#### PROBLEM REQUIREMENTS
Extract the full listing verbatim and drop any pictures from your copy.

** Begin DATA ENTRIES **

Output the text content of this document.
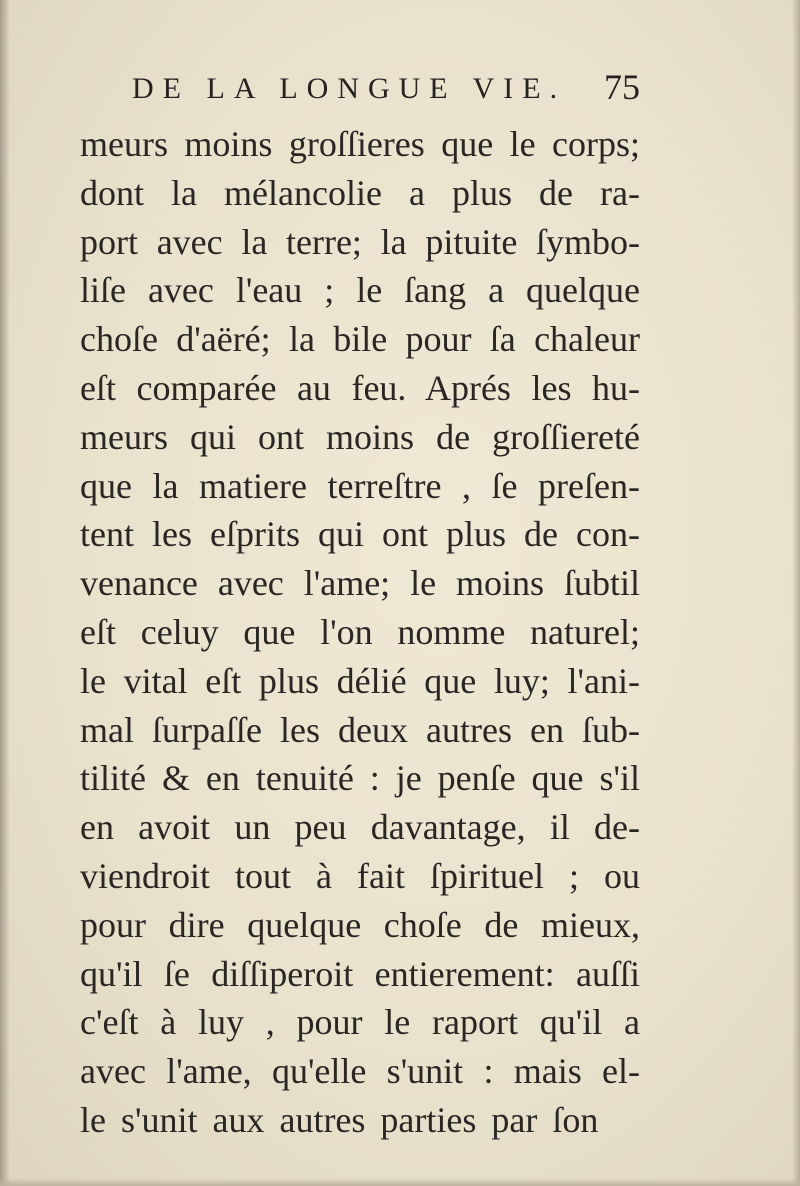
DE LA LONGUE VIE. 75
meurs moins groſſieres que le corps;
dont la mélancolie a plus de ra-
port avec la terre; la pituite ſymbo-
liſe avec l'eau ; le ſang a quelque
choſe d'aëré; la bile pour ſa chaleur
eſt comparée au feu. Aprés les hu-
meurs qui ont moins de groſſiereté
que la matiere terreſtre , ſe preſen-
tent les eſprits qui ont plus de con-
venance avec l'ame; le moins ſubtil
eſt celuy que l'on nomme naturel;
le vital eſt plus délié que luy; l'ani-
mal ſurpaſſe les deux autres en ſub-
tilité & en tenuité : je penſe que s'il
en avoit un peu davantage, il de-
viendroit tout à fait ſpirituel ; ou
pour dire quelque choſe de mieux,
qu'il ſe diſſiperoit entierement: auſſi
c'eſt à luy , pour le raport qu'il a
avec l'ame, qu'elle s'unit : mais el-
le s'unit aux autres parties par ſon
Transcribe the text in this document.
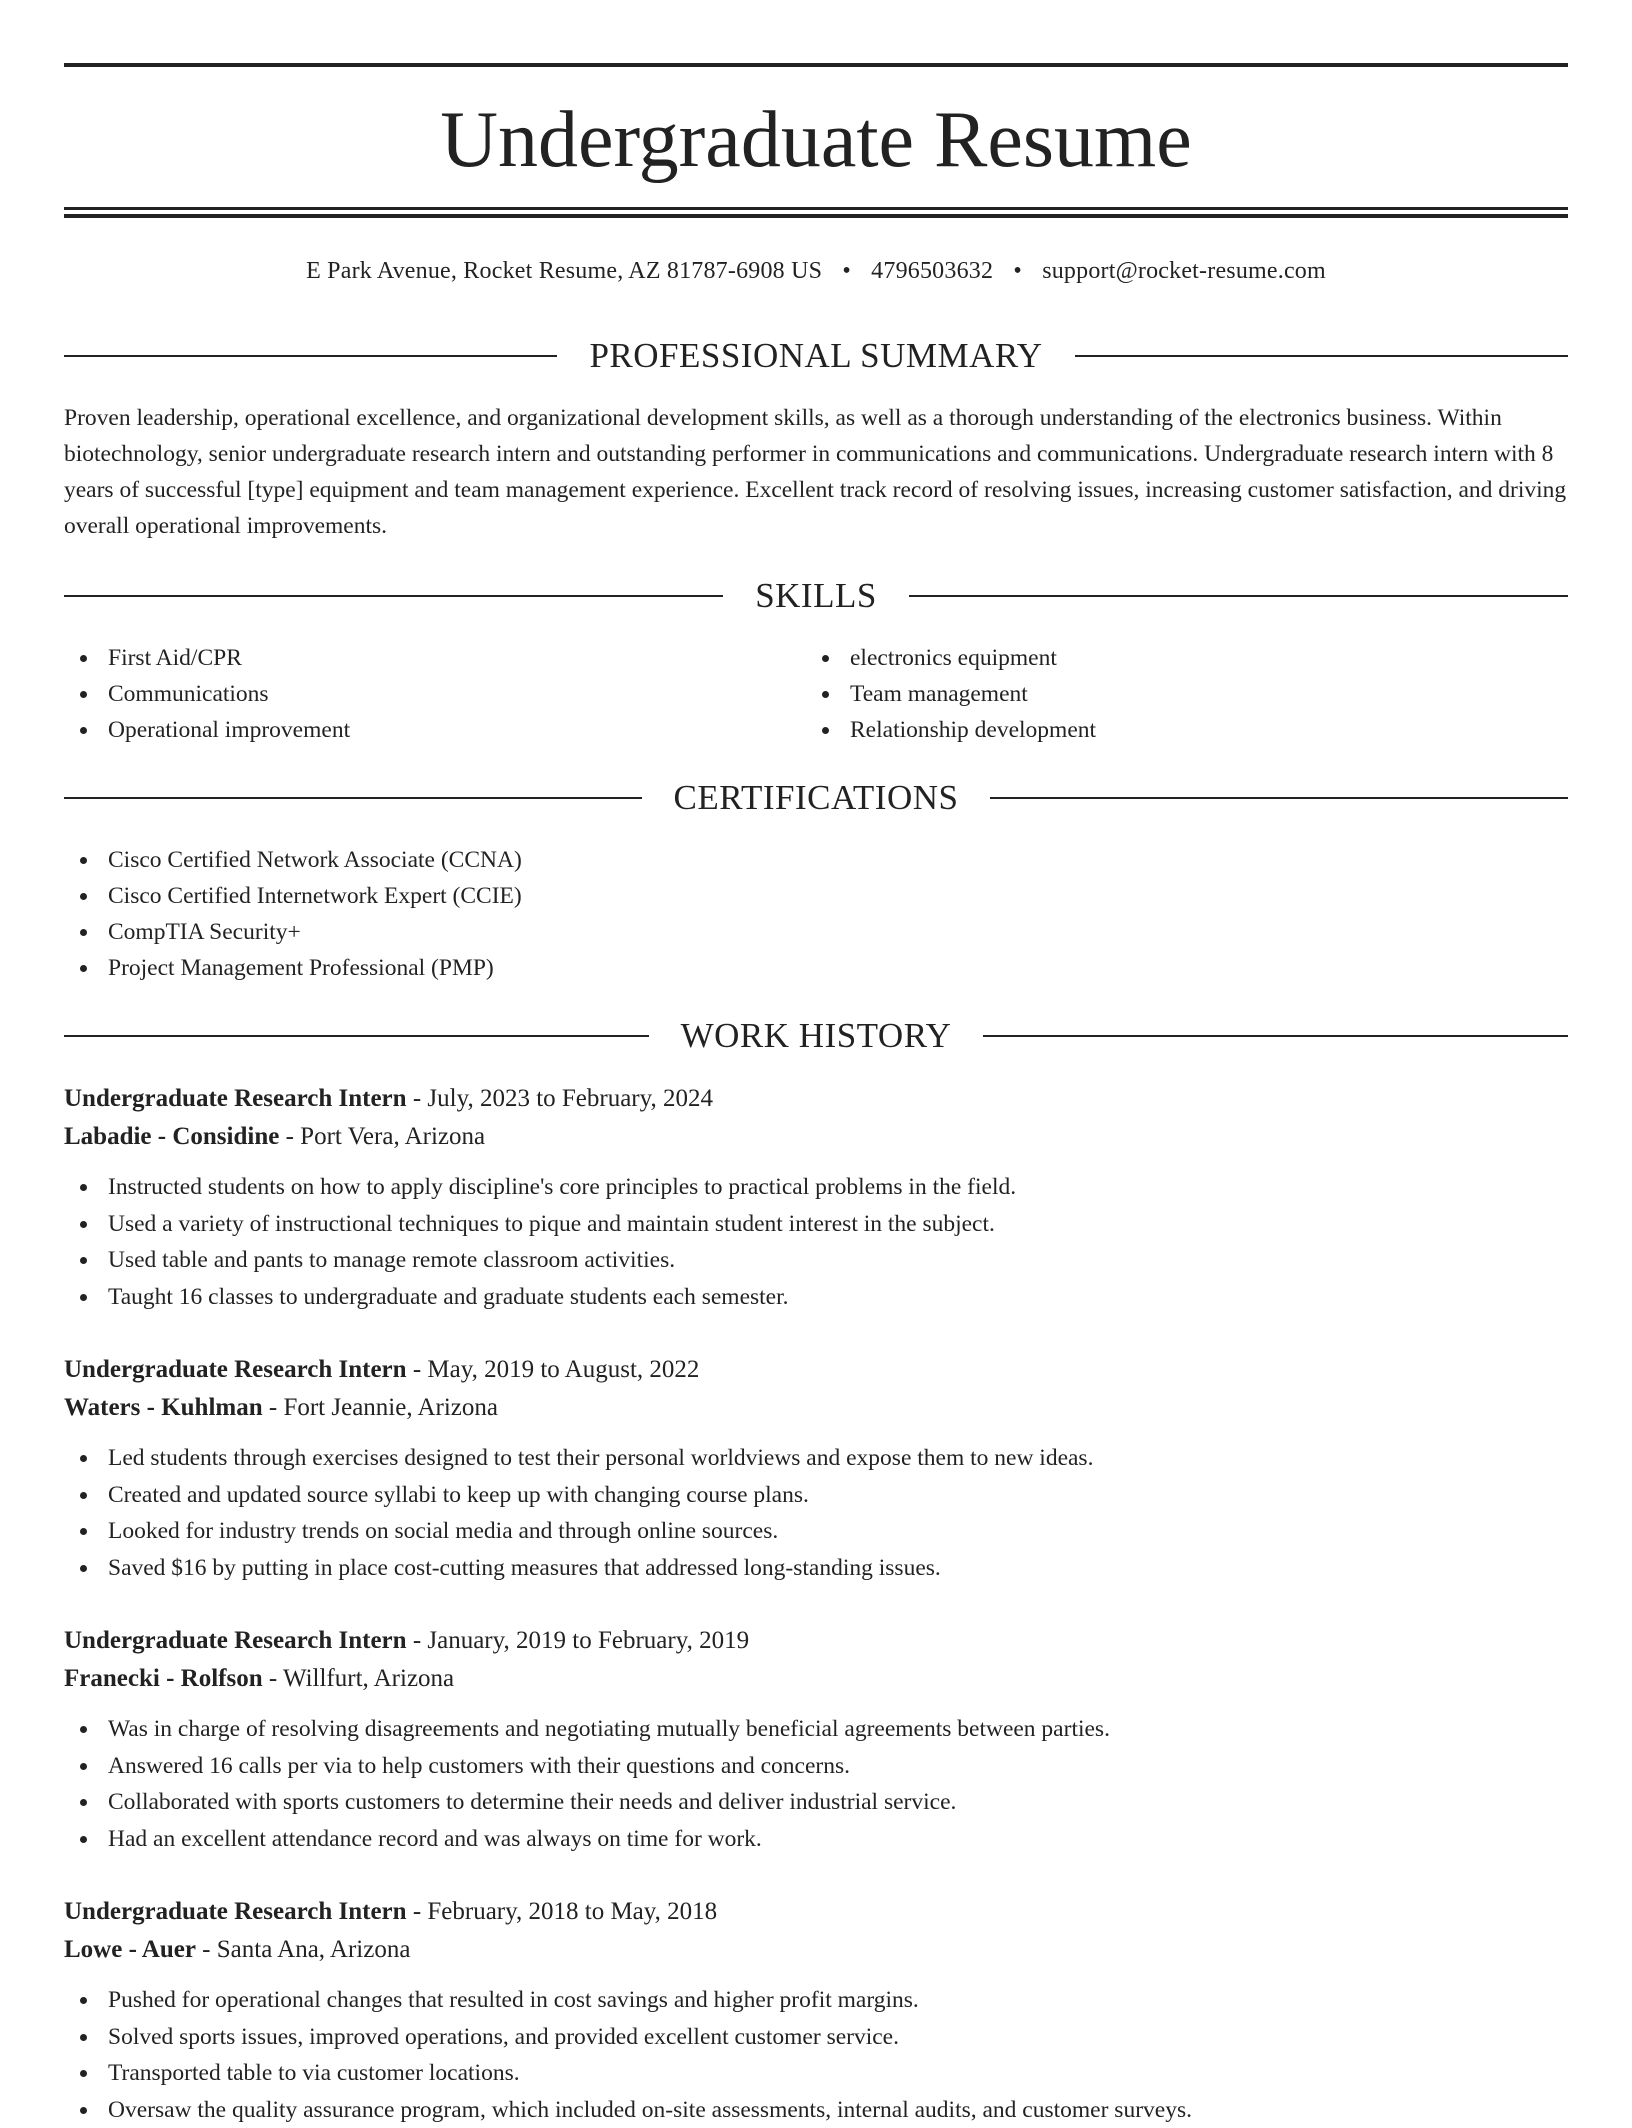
Undergraduate Resume
E Park Avenue, Rocket Resume, AZ 81787-6908 US • 4796503632 • support@rocket-resume.com
PROFESSIONAL SUMMARY

Proven leadership, operational excellence, and organizational development skills, as well as a thorough understanding of the electronics business. Within biotechnology, senior undergraduate research intern and outstanding performer in communications and communications. Undergraduate research intern with 8 years of successful [type] equipment and team management experience. Excellent track record of resolving issues, increasing customer satisfaction, and driving overall operational improvements.

SKILLS
First Aid/CPR
Communications
Operational improvement
electronics equipment
Team management
Relationship development
CERTIFICATIONS
Cisco Certified Network Associate (CCNA)
Cisco Certified Internetwork Expert (CCIE)
CompTIA Security+
Project Management Professional (PMP)
WORK HISTORY
Undergraduate Research Intern - July, 2023 to February, 2024
Labadie - Considine - Port Vera, Arizona
Instructed students on how to apply discipline's core principles to practical problems in the field.
Used a variety of instructional techniques to pique and maintain student interest in the subject.
Used table and pants to manage remote classroom activities.
Taught 16 classes to undergraduate and graduate students each semester.
Undergraduate Research Intern - May, 2019 to August, 2022
Waters - Kuhlman - Fort Jeannie, Arizona
Led students through exercises designed to test their personal worldviews and expose them to new ideas.
Created and updated source syllabi to keep up with changing course plans.
Looked for industry trends on social media and through online sources.
Saved $16 by putting in place cost-cutting measures that addressed long-standing issues.
Undergraduate Research Intern - January, 2019 to February, 2019
Franecki - Rolfson - Willfurt, Arizona
Was in charge of resolving disagreements and negotiating mutually beneficial agreements between parties.
Answered 16 calls per via to help customers with their questions and concerns.
Collaborated with sports customers to determine their needs and deliver industrial service.
Had an excellent attendance record and was always on time for work.
Undergraduate Research Intern - February, 2018 to May, 2018
Lowe - Auer - Santa Ana, Arizona
Pushed for operational changes that resulted in cost savings and higher profit margins.
Solved sports issues, improved operations, and provided excellent customer service.
Transported table to via customer locations.
Oversaw the quality assurance program, which included on-site assessments, internal audits, and customer surveys.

** End DATA ENTRIES **

#### RESPONSE TO THIS EXERCISE
Output the text content of this document.
DE LA LONGUE VIE. 75
meurs moins groſſieres que le corps;
dont la mélancolie a plus de ra-
port avec la terre; la pituite ſymbo-
liſe avec l'eau ; le ſang a quelque
choſe d'aëré; la bile pour ſa chaleur
eſt comparée au feu. Aprés les hu-
meurs qui ont moins de groſſiereté
que la matiere terreſtre , ſe preſen-
tent les eſprits qui ont plus de con-
venance avec l'ame; le moins ſubtil
eſt celuy que l'on nomme naturel;
le vital eſt plus délié que luy; l'ani-
mal ſurpaſſe les deux autres en ſub-
tilité & en tenuité : je penſe que s'il
en avoit un peu davantage, il de-
viendroit tout à fait ſpirituel ; ou
pour dire quelque choſe de mieux,
qu'il ſe diſſiperoit entierement: auſſi
c'eſt à luy , pour le raport qu'il a
avec l'ame, qu'elle s'unit : mais el-
le s'unit aux autres parties par ſon
Transcribe the text in this document.
Undergraduate Resume
E Park Avenue, Rocket Resume, AZ 81787-6908 US • 4796503632 • support@rocket-resume.com
PROFESSIONAL SUMMARY

Proven leadership, operational excellence, and organizational development skills, as well as a thorough understanding of the electronics business. Within biotechnology, senior undergraduate research intern and outstanding performer in communications and communications. Undergraduate research intern with 8 years of successful [type] equipment and team management experience. Excellent track record of resolving issues, increasing customer satisfaction, and driving overall operational improvements.

SKILLS
First Aid/CPR
Communications
Operational improvement
electronics equipment
Team management
Relationship development
CERTIFICATIONS
Cisco Certified Network Associate (CCNA)
Cisco Certified Internetwork Expert (CCIE)
CompTIA Security+
Project Management Professional (PMP)
WORK HISTORY
Undergraduate Research Intern - July, 2023 to February, 2024
Labadie - Considine - Port Vera, Arizona
Instructed students on how to apply discipline's core principles to practical problems in the field.
Used a variety of instructional techniques to pique and maintain student interest in the subject.
Used table and pants to manage remote classroom activities.
Taught 16 classes to undergraduate and graduate students each semester.
Undergraduate Research Intern - May, 2019 to August, 2022
Waters - Kuhlman - Fort Jeannie, Arizona
Led students through exercises designed to test their personal worldviews and expose them to new ideas.
Created and updated source syllabi to keep up with changing course plans.
Looked for industry trends on social media and through online sources.
Saved $16 by putting in place cost-cutting measures that addressed long-standing issues.
Undergraduate Research Intern - January, 2019 to February, 2019
Franecki - Rolfson - Willfurt, Arizona
Was in charge of resolving disagreements and negotiating mutually beneficial agreements between parties.
Answered 16 calls per via to help customers with their questions and concerns.
Collaborated with sports customers to determine their needs and deliver industrial service.
Had an excellent attendance record and was always on time for work.
Undergraduate Research Intern - February, 2018 to May, 2018
Lowe - Auer - Santa Ana, Arizona
Pushed for operational changes that resulted in cost savings and higher profit margins.
Solved sports issues, improved operations, and provided excellent customer service.
Transported table to via customer locations.
Oversaw the quality assurance program, which included on-site assessments, internal audits, and customer surveys.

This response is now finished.